- Requirements -
Copy the listing from its first line through the line holding "header-bar: Co. Name, Real", inclusive, and substitute "Interest Rate" for "Lending Rate", changing nothing else. Return only those lines.

- Data to process -
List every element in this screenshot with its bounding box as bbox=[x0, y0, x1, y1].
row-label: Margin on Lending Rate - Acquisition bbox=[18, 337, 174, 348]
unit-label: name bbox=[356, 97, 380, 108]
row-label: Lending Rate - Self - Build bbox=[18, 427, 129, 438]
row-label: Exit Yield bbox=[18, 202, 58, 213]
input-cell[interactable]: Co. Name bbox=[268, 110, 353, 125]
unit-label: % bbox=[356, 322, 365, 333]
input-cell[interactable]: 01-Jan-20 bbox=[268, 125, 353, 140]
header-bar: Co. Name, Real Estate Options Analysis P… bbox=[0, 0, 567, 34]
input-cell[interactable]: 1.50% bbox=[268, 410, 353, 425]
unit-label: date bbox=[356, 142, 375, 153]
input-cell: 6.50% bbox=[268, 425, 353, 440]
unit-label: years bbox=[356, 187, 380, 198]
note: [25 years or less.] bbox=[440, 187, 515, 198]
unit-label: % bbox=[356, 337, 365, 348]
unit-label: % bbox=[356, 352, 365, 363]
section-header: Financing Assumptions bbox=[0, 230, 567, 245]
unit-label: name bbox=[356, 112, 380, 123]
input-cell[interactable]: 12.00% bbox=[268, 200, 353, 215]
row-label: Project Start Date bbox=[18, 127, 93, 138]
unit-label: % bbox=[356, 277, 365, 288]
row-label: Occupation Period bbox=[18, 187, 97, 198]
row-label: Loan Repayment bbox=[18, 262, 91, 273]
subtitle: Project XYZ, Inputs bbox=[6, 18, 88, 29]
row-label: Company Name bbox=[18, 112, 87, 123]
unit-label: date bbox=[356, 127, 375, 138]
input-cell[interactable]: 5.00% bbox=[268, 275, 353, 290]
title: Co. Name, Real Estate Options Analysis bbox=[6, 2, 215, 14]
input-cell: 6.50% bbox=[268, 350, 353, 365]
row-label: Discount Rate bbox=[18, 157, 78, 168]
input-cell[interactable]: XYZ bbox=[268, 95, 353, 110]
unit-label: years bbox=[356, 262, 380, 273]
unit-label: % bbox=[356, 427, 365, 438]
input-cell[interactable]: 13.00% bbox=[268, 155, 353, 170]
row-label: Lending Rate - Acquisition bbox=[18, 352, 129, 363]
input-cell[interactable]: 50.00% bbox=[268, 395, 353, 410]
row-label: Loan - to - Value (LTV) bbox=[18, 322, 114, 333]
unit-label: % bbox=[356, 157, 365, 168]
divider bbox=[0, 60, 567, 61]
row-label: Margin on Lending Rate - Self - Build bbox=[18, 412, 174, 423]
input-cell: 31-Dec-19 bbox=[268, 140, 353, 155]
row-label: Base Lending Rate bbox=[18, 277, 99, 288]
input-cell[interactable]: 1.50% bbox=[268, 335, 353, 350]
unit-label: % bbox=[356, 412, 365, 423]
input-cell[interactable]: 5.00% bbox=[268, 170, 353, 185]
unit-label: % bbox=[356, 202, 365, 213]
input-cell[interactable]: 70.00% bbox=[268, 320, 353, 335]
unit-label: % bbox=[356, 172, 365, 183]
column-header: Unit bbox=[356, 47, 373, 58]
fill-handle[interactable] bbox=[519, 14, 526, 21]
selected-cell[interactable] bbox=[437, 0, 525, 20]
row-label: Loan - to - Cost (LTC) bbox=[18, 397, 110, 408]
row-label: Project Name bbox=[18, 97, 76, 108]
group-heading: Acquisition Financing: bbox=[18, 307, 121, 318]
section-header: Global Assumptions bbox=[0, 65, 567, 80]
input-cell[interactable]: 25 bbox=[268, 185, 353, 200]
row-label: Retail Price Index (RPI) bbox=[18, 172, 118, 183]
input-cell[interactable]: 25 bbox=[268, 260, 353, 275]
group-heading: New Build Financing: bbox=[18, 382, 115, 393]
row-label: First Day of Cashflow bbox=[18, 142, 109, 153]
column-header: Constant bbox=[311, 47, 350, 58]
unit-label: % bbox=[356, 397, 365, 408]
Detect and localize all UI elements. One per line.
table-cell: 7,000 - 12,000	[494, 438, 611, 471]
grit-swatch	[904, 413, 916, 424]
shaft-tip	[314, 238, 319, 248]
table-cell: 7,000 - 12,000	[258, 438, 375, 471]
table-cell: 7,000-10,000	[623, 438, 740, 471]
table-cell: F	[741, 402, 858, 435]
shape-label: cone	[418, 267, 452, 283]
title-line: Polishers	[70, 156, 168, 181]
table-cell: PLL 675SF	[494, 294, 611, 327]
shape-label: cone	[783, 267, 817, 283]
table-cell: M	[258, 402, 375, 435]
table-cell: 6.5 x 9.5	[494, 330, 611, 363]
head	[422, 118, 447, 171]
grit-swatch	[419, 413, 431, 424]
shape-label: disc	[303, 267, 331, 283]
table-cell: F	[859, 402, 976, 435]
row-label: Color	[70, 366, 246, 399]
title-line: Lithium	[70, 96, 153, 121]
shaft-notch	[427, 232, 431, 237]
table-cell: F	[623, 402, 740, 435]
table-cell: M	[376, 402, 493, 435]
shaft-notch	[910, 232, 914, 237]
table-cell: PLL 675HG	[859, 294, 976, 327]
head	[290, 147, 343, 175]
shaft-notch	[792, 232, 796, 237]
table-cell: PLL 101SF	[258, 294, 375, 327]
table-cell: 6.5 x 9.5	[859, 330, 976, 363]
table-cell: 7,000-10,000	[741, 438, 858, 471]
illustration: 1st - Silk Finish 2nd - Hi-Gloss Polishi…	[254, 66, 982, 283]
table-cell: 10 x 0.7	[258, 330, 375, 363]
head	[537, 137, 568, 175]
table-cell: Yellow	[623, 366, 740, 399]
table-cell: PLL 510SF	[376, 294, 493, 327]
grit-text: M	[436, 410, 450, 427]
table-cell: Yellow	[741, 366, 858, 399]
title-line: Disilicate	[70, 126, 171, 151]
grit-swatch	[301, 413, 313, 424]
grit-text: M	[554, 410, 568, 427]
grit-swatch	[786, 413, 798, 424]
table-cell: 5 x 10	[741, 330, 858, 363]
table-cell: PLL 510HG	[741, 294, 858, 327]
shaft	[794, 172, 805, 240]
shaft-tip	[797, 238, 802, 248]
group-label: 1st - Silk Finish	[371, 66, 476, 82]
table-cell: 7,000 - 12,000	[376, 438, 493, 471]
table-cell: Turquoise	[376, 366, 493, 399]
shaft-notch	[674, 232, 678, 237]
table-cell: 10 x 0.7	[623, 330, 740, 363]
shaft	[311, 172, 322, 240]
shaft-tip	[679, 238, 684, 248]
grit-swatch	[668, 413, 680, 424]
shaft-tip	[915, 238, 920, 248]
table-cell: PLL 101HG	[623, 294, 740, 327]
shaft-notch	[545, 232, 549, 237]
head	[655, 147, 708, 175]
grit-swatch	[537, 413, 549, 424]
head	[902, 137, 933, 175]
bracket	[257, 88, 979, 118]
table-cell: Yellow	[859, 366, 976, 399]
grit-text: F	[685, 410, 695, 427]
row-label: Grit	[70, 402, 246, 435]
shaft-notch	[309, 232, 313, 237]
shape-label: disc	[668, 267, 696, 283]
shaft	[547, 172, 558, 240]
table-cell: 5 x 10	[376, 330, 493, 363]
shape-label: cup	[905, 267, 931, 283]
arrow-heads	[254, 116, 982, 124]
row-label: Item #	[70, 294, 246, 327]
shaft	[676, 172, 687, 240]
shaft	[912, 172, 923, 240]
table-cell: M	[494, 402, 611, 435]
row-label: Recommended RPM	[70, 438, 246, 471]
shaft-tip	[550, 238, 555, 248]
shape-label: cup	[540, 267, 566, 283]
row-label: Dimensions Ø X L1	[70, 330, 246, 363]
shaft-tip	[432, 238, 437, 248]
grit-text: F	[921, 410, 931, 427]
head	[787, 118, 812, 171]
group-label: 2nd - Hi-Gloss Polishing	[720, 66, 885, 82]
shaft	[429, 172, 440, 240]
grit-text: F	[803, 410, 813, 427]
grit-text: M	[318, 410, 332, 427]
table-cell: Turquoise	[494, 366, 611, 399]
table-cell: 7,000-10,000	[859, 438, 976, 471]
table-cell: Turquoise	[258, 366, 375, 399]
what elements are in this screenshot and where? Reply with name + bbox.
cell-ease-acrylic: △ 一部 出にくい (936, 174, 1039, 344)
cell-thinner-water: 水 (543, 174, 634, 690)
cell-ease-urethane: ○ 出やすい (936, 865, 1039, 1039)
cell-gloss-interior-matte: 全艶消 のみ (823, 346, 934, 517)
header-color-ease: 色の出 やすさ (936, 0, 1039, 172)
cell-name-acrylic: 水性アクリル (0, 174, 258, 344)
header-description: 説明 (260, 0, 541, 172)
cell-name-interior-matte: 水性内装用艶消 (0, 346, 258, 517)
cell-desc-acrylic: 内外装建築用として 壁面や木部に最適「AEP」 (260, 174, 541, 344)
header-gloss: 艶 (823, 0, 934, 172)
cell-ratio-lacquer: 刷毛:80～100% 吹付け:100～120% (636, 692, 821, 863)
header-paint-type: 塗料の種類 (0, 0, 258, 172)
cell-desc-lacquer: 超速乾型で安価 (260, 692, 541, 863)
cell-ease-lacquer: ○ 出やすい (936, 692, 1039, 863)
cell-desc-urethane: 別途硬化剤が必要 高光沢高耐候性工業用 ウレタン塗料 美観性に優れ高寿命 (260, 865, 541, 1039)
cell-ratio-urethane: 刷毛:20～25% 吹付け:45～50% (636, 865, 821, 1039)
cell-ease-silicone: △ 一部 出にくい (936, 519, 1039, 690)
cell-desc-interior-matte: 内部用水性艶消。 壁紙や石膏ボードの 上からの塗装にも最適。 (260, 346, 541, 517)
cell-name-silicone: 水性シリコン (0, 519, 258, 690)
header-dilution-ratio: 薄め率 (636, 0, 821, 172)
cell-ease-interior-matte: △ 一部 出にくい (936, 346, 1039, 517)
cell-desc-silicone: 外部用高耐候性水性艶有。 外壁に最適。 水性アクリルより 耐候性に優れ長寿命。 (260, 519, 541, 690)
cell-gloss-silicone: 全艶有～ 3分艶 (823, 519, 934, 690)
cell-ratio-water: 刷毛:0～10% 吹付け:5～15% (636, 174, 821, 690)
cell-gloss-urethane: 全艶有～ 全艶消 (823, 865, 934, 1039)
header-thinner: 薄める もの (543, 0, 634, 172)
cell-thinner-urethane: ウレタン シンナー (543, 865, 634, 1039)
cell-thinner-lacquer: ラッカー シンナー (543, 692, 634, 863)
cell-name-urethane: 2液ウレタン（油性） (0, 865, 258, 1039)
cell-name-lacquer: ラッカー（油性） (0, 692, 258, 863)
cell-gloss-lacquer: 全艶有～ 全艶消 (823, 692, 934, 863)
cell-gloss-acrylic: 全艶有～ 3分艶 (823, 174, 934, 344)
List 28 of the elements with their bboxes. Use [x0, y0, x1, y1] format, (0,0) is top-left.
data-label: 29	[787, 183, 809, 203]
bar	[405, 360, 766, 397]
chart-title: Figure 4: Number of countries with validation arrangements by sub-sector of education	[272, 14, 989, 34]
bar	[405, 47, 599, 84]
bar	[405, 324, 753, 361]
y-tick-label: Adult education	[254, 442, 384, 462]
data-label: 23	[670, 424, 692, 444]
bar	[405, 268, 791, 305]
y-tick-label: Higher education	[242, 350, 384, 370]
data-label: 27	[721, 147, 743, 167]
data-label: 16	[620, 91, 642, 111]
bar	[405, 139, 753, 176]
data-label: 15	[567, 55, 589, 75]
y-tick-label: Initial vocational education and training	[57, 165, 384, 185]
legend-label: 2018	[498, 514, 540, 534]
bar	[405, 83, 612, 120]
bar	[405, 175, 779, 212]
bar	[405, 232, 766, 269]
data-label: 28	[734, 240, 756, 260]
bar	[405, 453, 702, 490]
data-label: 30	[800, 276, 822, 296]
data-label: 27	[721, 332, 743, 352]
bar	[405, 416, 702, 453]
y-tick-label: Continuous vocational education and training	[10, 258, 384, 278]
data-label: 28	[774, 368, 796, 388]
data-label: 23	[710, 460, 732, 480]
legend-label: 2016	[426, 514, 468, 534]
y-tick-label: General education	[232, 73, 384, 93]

- Exercise output -
List every element in this screenshot with its bounding box as bbox=[x0, y0, x1, y1].
row-label: Margin on Interest Rate - Acquisition bbox=[18, 337, 174, 348]
unit-label: name bbox=[356, 97, 380, 108]
row-label: Interest Rate - Self - Build bbox=[18, 427, 129, 438]
row-label: Exit Yield bbox=[18, 202, 58, 213]
input-cell[interactable]: Co. Name bbox=[268, 110, 353, 125]
unit-label: % bbox=[356, 322, 365, 333]
input-cell[interactable]: 01-Jan-20 bbox=[268, 125, 353, 140]
header-bar: Co. Name, Real Estate Options Analysis P… bbox=[0, 0, 567, 34]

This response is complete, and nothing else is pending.